- _Dataset excerpt_

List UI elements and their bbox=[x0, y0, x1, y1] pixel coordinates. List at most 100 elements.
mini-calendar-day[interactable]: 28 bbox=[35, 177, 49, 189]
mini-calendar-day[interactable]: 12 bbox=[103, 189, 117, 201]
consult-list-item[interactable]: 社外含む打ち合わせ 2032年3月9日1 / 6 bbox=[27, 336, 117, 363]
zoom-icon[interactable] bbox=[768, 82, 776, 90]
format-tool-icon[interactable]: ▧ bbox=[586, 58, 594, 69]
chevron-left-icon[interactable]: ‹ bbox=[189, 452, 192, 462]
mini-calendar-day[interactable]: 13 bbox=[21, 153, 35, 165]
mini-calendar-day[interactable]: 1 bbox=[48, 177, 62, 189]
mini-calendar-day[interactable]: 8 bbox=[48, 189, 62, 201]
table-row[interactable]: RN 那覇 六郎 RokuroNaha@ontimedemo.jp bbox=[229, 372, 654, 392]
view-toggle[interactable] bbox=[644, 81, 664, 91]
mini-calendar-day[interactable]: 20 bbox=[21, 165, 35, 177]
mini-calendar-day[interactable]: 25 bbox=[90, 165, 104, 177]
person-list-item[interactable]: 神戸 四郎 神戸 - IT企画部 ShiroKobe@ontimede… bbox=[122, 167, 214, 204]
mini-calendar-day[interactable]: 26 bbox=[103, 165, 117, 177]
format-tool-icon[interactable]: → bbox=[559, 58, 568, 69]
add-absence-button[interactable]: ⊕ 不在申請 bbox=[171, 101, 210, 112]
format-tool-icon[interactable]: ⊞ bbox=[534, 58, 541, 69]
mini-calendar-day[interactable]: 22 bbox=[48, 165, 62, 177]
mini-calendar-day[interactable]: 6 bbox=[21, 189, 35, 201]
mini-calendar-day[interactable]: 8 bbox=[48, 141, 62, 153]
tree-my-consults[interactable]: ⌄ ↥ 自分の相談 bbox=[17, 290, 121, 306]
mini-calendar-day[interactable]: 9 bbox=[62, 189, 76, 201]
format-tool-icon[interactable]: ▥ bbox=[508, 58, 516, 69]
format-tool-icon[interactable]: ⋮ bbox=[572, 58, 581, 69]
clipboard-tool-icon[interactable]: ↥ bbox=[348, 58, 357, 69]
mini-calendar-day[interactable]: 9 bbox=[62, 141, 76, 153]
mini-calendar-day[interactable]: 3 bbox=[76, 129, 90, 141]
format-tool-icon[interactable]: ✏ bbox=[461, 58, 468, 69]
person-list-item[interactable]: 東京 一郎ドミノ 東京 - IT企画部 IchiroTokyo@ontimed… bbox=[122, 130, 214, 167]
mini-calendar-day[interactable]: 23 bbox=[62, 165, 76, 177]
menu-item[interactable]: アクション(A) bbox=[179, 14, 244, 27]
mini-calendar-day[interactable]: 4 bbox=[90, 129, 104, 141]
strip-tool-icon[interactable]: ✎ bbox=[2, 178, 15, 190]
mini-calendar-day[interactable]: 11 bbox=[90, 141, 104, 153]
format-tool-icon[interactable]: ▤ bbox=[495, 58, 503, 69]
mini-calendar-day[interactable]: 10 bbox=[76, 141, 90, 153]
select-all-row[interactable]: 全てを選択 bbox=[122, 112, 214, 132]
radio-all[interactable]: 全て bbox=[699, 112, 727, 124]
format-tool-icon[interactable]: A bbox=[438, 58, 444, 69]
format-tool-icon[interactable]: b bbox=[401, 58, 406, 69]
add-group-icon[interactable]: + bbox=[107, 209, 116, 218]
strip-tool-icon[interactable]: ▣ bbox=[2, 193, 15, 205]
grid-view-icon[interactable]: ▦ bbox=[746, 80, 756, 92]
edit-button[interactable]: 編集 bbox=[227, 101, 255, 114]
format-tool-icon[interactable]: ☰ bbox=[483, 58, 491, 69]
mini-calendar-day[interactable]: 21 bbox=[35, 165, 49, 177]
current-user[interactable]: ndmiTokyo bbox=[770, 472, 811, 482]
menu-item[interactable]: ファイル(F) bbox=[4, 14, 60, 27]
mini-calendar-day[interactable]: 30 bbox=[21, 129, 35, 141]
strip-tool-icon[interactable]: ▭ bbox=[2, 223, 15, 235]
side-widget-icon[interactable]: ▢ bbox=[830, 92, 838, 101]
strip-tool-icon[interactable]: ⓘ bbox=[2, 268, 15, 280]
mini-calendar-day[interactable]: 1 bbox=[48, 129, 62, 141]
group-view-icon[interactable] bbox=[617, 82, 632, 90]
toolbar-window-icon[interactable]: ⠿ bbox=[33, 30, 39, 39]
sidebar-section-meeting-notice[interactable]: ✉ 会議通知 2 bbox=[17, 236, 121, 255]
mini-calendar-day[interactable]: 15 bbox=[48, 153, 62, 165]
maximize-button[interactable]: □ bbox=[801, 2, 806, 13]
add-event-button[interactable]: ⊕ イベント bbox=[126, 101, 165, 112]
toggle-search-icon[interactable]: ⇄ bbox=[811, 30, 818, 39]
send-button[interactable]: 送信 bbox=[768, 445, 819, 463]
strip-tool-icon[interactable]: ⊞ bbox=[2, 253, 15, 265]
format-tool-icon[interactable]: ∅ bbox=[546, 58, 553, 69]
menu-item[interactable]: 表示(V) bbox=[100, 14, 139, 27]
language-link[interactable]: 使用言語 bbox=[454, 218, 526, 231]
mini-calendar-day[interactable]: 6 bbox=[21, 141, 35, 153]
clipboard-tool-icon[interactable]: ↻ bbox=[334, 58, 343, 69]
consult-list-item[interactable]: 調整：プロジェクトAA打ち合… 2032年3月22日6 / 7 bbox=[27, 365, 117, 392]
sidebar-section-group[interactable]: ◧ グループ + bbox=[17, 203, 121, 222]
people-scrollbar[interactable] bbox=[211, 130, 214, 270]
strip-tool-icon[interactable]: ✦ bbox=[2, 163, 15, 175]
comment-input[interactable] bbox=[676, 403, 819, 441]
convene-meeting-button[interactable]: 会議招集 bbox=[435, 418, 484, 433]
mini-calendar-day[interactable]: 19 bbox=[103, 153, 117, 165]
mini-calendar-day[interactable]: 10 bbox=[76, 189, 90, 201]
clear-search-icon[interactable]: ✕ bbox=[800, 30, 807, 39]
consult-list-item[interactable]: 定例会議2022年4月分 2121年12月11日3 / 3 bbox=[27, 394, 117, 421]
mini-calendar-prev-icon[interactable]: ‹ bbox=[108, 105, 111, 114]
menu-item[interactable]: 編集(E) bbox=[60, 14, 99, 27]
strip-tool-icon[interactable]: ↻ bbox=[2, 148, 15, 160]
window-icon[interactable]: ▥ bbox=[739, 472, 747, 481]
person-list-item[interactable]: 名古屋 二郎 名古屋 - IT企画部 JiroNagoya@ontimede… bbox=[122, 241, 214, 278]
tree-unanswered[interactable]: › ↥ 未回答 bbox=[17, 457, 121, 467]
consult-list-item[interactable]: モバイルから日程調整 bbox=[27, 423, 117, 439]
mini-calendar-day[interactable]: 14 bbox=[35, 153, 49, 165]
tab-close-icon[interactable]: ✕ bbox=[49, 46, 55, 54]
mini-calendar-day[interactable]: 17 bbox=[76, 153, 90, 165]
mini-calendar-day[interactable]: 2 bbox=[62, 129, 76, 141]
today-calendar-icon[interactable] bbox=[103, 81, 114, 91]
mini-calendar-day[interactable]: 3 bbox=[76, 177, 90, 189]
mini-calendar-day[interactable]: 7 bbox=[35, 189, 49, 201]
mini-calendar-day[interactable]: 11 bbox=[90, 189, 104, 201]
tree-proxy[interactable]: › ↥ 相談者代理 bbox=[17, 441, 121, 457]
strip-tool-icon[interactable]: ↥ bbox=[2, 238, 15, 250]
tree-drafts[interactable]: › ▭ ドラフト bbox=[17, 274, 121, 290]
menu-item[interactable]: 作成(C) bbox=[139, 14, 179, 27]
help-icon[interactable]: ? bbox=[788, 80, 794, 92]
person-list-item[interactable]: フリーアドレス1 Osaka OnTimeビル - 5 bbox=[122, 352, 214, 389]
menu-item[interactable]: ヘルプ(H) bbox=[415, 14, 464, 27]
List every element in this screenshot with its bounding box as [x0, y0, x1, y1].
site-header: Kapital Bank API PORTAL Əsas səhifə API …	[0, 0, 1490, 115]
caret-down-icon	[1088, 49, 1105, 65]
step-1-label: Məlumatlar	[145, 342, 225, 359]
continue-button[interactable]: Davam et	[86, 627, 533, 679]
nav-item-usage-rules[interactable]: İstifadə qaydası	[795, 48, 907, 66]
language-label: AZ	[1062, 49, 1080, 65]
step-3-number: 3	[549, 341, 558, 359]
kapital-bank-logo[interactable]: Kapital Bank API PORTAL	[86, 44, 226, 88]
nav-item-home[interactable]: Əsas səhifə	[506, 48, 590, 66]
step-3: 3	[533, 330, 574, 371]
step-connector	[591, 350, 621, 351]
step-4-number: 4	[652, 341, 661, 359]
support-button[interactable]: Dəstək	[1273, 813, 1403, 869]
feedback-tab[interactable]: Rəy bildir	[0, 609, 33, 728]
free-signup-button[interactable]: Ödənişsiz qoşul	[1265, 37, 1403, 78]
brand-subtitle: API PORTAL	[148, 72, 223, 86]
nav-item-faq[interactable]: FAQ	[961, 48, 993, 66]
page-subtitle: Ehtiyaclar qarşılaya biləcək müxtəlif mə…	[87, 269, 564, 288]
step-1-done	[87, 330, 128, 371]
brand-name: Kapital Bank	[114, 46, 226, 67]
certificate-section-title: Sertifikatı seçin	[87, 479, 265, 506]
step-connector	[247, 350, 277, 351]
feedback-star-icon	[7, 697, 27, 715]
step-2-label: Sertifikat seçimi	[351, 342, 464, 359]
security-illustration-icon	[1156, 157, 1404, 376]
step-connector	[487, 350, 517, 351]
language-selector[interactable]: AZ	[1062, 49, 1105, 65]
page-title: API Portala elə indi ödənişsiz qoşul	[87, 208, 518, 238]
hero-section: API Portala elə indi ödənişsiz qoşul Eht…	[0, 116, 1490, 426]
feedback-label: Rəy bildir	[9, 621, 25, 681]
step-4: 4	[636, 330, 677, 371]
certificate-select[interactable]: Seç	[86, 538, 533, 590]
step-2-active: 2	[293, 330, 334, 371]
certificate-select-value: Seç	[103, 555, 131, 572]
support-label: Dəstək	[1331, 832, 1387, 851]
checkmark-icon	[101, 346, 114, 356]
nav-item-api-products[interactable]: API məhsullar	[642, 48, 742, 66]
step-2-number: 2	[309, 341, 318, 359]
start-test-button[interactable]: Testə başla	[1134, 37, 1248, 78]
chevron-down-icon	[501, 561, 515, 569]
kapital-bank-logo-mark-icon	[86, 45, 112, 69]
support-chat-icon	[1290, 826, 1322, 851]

- _WHAT THE EXERCISE ASKS_
Rewrite the listing from its first line through the line containing "mini-calendar-day[interactable]: 11 bbox=[90, 141, 104, 153]", inclusive, with "format-tool-icon" changed to "format-button" and everything else left unchanged.

- _FULL ANSWER_
List UI elements and their bbox=[x0, y0, x1, y1] pixel coordinates. List at most 100 elements.
mini-calendar-day[interactable]: 28 bbox=[35, 177, 49, 189]
mini-calendar-day[interactable]: 12 bbox=[103, 189, 117, 201]
consult-list-item[interactable]: 社外含む打ち合わせ 2032年3月9日1 / 6 bbox=[27, 336, 117, 363]
zoom-icon[interactable] bbox=[768, 82, 776, 90]
format-button[interactable]: ▧ bbox=[586, 58, 594, 69]
chevron-left-icon[interactable]: ‹ bbox=[189, 452, 192, 462]
mini-calendar-day[interactable]: 13 bbox=[21, 153, 35, 165]
mini-calendar-day[interactable]: 1 bbox=[48, 177, 62, 189]
mini-calendar-day[interactable]: 8 bbox=[48, 189, 62, 201]
table-row[interactable]: RN 那覇 六郎 RokuroNaha@ontimedemo.jp bbox=[229, 372, 654, 392]
view-toggle[interactable] bbox=[644, 81, 664, 91]
mini-calendar-day[interactable]: 20 bbox=[21, 165, 35, 177]
mini-calendar-day[interactable]: 25 bbox=[90, 165, 104, 177]
person-list-item[interactable]: 神戸 四郎 神戸 - IT企画部 ShiroKobe@ontimede… bbox=[122, 167, 214, 204]
mini-calendar-day[interactable]: 26 bbox=[103, 165, 117, 177]
format-button[interactable]: → bbox=[559, 58, 568, 69]
add-absence-button[interactable]: ⊕ 不在申請 bbox=[171, 101, 210, 112]
format-button[interactable]: ⊞ bbox=[534, 58, 541, 69]
mini-calendar-day[interactable]: 22 bbox=[48, 165, 62, 177]
mini-calendar-day[interactable]: 6 bbox=[21, 189, 35, 201]
mini-calendar-day[interactable]: 8 bbox=[48, 141, 62, 153]
tree-my-consults[interactable]: ⌄ ↥ 自分の相談 bbox=[17, 290, 121, 306]
mini-calendar-day[interactable]: 9 bbox=[62, 189, 76, 201]
format-button[interactable]: ▥ bbox=[508, 58, 516, 69]
format-button[interactable]: ⋮ bbox=[572, 58, 581, 69]
clipboard-tool-icon[interactable]: ↥ bbox=[348, 58, 357, 69]
mini-calendar-day[interactable]: 9 bbox=[62, 141, 76, 153]
mini-calendar-day[interactable]: 3 bbox=[76, 129, 90, 141]
format-button[interactable]: ✏ bbox=[461, 58, 468, 69]
person-list-item[interactable]: 東京 一郎ドミノ 東京 - IT企画部 IchiroTokyo@ontimed… bbox=[122, 130, 214, 167]
mini-calendar-day[interactable]: 23 bbox=[62, 165, 76, 177]
menu-item[interactable]: アクション(A) bbox=[179, 14, 244, 27]
mini-calendar-day[interactable]: 4 bbox=[90, 129, 104, 141]
strip-tool-icon[interactable]: ✎ bbox=[2, 178, 15, 190]
mini-calendar-day[interactable]: 11 bbox=[90, 141, 104, 153]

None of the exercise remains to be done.